══ SUPPLIED MATERIAL ══

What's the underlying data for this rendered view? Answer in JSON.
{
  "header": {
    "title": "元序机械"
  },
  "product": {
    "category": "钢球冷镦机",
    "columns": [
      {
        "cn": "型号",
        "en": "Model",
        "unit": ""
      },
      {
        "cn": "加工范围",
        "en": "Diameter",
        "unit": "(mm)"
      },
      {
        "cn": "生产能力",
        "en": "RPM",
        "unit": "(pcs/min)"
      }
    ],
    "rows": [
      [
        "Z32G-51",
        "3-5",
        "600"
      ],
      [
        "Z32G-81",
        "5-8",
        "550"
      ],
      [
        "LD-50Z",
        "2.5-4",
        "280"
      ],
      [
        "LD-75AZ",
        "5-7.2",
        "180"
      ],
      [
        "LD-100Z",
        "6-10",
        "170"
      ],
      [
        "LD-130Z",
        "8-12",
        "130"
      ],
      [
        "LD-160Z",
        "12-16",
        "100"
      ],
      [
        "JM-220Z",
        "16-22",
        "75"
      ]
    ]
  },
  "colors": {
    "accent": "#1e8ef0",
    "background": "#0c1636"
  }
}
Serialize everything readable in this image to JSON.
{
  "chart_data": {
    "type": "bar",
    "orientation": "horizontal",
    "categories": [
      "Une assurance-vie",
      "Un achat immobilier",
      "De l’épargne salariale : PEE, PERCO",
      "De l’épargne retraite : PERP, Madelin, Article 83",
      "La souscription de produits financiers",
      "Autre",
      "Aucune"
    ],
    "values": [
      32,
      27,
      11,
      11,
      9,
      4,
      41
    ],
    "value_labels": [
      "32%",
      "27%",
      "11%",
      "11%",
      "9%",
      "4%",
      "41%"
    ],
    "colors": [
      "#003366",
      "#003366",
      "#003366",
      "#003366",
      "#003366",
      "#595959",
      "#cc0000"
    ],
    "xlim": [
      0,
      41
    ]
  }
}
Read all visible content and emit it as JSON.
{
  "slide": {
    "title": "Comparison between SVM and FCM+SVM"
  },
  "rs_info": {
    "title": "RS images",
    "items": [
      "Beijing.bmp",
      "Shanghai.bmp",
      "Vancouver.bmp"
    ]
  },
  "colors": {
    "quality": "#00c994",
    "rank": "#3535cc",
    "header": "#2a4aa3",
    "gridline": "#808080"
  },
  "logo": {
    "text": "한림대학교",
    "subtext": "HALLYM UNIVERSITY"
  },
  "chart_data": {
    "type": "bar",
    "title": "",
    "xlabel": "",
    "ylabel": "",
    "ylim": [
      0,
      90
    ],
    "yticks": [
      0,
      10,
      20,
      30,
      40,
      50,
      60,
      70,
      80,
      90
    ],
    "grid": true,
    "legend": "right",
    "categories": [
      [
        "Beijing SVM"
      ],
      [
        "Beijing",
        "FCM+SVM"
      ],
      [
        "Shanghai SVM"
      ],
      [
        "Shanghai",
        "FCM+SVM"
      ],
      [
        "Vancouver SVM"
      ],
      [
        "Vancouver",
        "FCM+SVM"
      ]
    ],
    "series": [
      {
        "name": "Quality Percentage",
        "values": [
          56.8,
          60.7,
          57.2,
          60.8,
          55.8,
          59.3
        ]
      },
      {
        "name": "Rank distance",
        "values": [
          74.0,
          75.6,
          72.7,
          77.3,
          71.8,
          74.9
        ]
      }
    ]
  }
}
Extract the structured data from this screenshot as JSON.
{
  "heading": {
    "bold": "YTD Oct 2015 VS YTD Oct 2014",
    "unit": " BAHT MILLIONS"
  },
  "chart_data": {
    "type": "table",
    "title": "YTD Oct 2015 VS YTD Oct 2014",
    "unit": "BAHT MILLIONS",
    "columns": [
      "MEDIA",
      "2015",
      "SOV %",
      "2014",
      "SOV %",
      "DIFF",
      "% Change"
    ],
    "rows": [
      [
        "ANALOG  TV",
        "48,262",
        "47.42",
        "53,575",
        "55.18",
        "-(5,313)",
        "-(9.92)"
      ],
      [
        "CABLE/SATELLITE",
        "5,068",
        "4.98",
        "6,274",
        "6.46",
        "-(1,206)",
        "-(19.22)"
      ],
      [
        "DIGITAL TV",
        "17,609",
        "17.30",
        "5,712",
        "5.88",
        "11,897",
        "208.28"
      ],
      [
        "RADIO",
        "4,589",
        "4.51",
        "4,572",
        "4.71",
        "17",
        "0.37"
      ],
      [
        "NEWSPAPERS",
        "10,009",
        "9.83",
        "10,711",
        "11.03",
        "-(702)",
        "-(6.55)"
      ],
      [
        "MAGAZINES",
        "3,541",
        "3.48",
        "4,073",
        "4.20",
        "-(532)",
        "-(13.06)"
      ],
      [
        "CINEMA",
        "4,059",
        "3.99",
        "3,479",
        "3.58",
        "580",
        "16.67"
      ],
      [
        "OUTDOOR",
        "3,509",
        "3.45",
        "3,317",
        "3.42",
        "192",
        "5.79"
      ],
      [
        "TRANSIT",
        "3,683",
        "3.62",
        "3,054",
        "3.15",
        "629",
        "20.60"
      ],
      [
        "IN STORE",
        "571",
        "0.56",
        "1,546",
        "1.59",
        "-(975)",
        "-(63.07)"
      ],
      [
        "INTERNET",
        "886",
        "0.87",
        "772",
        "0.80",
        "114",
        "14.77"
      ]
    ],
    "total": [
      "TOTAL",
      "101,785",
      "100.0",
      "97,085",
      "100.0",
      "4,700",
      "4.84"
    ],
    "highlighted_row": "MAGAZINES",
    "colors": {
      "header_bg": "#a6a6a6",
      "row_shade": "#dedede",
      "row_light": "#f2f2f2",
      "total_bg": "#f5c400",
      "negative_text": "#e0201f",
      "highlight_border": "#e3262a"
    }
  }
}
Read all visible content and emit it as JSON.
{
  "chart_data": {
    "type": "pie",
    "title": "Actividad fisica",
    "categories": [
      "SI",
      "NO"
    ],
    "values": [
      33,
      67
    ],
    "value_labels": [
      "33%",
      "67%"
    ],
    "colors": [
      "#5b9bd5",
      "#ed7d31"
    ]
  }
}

═══

Determine how many lines of the listing hold the word "Shanghai" and reply with that figure alone.

** WRITTEN ANSWER **
3